### [JOB]
Set down the data below without change, skipping the pictures it holds.

*** EXERCISE MATERIAL ***

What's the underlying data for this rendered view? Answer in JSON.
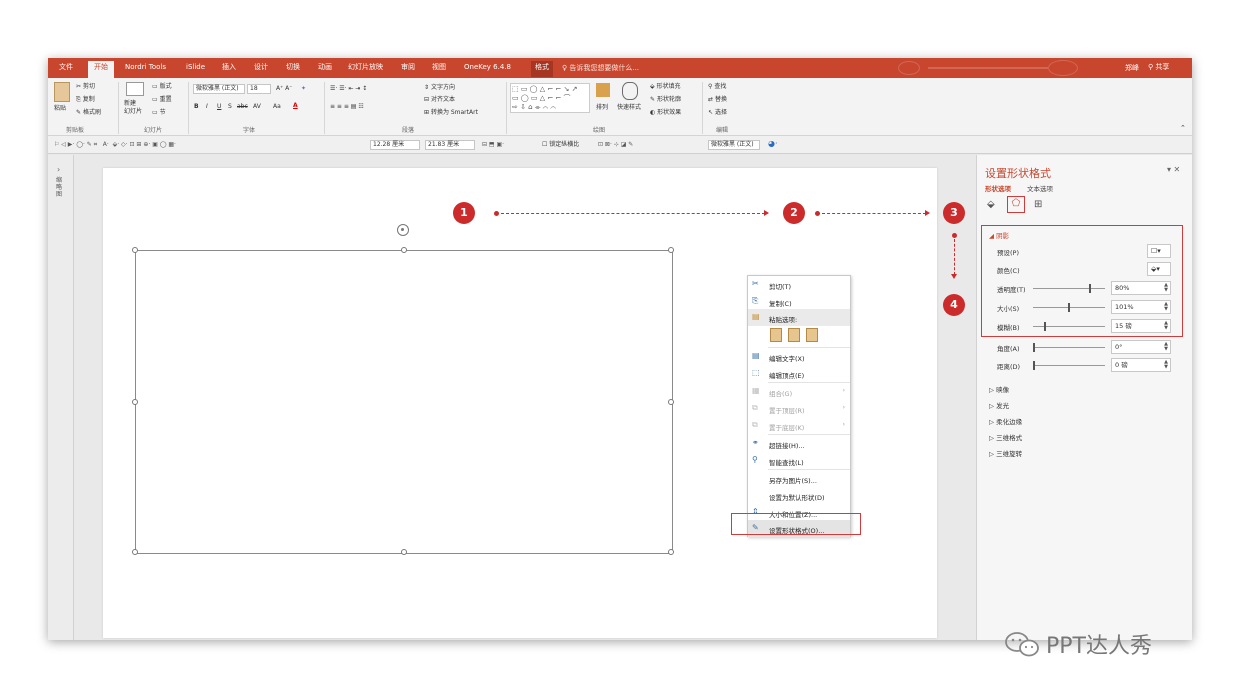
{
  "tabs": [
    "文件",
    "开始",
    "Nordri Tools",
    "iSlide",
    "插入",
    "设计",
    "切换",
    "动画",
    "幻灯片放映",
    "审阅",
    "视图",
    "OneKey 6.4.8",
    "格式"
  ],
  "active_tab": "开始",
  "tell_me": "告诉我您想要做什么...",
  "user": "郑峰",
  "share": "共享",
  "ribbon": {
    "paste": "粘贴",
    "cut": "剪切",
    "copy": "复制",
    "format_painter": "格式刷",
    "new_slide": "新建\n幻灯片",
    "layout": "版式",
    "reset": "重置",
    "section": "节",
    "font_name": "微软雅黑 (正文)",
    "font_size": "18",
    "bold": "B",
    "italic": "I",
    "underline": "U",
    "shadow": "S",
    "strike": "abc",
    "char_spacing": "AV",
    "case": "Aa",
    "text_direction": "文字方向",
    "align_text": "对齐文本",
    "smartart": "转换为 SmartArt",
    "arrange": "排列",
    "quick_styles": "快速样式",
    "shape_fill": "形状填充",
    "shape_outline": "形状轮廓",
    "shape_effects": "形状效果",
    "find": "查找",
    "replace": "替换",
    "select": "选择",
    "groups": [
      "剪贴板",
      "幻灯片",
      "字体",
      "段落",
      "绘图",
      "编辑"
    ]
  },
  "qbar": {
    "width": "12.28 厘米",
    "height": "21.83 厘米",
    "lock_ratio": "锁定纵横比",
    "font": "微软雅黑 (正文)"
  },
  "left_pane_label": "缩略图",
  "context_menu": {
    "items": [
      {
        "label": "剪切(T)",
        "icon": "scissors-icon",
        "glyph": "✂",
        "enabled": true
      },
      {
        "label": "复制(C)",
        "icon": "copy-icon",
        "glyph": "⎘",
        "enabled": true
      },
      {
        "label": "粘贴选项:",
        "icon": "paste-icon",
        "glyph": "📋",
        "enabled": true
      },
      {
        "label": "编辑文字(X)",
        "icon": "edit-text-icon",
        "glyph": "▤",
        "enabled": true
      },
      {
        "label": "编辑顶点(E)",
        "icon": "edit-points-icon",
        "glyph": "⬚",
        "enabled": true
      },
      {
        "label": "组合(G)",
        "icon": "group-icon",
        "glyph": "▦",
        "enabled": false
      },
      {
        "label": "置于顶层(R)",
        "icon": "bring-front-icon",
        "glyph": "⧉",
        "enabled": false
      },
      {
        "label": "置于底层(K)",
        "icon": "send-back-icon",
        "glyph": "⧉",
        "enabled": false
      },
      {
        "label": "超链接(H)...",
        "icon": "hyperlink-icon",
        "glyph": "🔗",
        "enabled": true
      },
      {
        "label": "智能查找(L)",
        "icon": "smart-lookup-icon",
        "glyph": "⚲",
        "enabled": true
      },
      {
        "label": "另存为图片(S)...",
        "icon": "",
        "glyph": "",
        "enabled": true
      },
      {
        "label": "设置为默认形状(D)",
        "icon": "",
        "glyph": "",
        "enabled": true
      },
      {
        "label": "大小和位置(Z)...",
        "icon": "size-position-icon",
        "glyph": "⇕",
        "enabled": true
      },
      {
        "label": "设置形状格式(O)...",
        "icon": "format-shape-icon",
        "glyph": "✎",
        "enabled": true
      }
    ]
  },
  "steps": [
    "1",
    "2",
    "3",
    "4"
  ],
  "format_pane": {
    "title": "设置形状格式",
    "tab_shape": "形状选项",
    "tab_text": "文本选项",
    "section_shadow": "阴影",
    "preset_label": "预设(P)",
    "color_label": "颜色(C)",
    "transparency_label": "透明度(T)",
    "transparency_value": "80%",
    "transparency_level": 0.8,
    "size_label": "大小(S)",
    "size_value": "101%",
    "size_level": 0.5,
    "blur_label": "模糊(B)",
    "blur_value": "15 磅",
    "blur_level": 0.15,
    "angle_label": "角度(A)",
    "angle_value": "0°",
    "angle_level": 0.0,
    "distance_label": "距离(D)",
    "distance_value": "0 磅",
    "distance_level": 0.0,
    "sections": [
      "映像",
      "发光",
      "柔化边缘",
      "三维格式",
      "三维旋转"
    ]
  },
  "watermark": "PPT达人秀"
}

***

### [OUTPUT BELOW]
What's the underlying data for this rendered view? Answer in JSON.
{
  "tabs": [
    "文件",
    "开始",
    "Nordri Tools",
    "iSlide",
    "插入",
    "设计",
    "切换",
    "动画",
    "幻灯片放映",
    "审阅",
    "视图",
    "OneKey 6.4.8",
    "格式"
  ],
  "active_tab": "开始",
  "tell_me": "告诉我您想要做什么...",
  "user": "郑峰",
  "share": "共享",
  "ribbon": {
    "paste": "粘贴",
    "cut": "剪切",
    "copy": "复制",
    "format_painter": "格式刷",
    "new_slide": "新建\n幻灯片",
    "layout": "版式",
    "reset": "重置",
    "section": "节",
    "font_name": "微软雅黑 (正文)",
    "font_size": "18",
    "bold": "B",
    "italic": "I",
    "underline": "U",
    "shadow": "S",
    "strike": "abc",
    "char_spacing": "AV",
    "case": "Aa",
    "text_direction": "文字方向",
    "align_text": "对齐文本",
    "smartart": "转换为 SmartArt",
    "arrange": "排列",
    "quick_styles": "快速样式",
    "shape_fill": "形状填充",
    "shape_outline": "形状轮廓",
    "shape_effects": "形状效果",
    "find": "查找",
    "replace": "替换",
    "select": "选择",
    "groups": [
      "剪贴板",
      "幻灯片",
      "字体",
      "段落",
      "绘图",
      "编辑"
    ]
  },
  "qbar": {
    "width": "12.28 厘米",
    "height": "21.83 厘米",
    "lock_ratio": "锁定纵横比",
    "font": "微软雅黑 (正文)"
  },
  "left_pane_label": "缩略图",
  "context_menu": {
    "items": [
      {
        "label": "剪切(T)",
        "icon": "scissors-icon",
        "glyph": "✂",
        "enabled": true
      },
      {
        "label": "复制(C)",
        "icon": "copy-icon",
        "glyph": "⎘",
        "enabled": true
      },
      {
        "label": "粘贴选项:",
        "icon": "paste-icon",
        "glyph": "📋",
        "enabled": true
      },
      {
        "label": "编辑文字(X)",
        "icon": "edit-text-icon",
        "glyph": "▤",
        "enabled": true
      },
      {
        "label": "编辑顶点(E)",
        "icon": "edit-points-icon",
        "glyph": "⬚",
        "enabled": true
      },
      {
        "label": "组合(G)",
        "icon": "group-icon",
        "glyph": "▦",
        "enabled": false
      },
      {
        "label": "置于顶层(R)",
        "icon": "bring-front-icon",
        "glyph": "⧉",
        "enabled": false
      },
      {
        "label": "置于底层(K)",
        "icon": "send-back-icon",
        "glyph": "⧉",
        "enabled": false
      },
      {
        "label": "超链接(H)...",
        "icon": "hyperlink-icon",
        "glyph": "🔗",
        "enabled": true
      },
      {
        "label": "智能查找(L)",
        "icon": "smart-lookup-icon",
        "glyph": "⚲",
        "enabled": true
      },
      {
        "label": "另存为图片(S)...",
        "icon": "",
        "glyph": "",
        "enabled": true
      },
      {
        "label": "设置为默认形状(D)",
        "icon": "",
        "glyph": "",
        "enabled": true
      },
      {
        "label": "大小和位置(Z)...",
        "icon": "size-position-icon",
        "glyph": "⇕",
        "enabled": true
      },
      {
        "label": "设置形状格式(O)...",
        "icon": "format-shape-icon",
        "glyph": "✎",
        "enabled": true
      }
    ]
  },
  "steps": [
    "1",
    "2",
    "3",
    "4"
  ],
  "format_pane": {
    "title": "设置形状格式",
    "tab_shape": "形状选项",
    "tab_text": "文本选项",
    "section_shadow": "阴影",
    "preset_label": "预设(P)",
    "color_label": "颜色(C)",
    "transparency_label": "透明度(T)",
    "transparency_value": "80%",
    "transparency_level": 0.8,
    "size_label": "大小(S)",
    "size_value": "101%",
    "size_level": 0.5,
    "blur_label": "模糊(B)",
    "blur_value": "15 磅",
    "blur_level": 0.15,
    "angle_label": "角度(A)",
    "angle_value": "0°",
    "angle_level": 0.0,
    "distance_label": "距离(D)",
    "distance_value": "0 磅",
    "distance_level": 0.0,
    "sections": [
      "映像",
      "发光",
      "柔化边缘",
      "三维格式",
      "三维旋转"
    ]
  },
  "watermark": "PPT达人秀"
}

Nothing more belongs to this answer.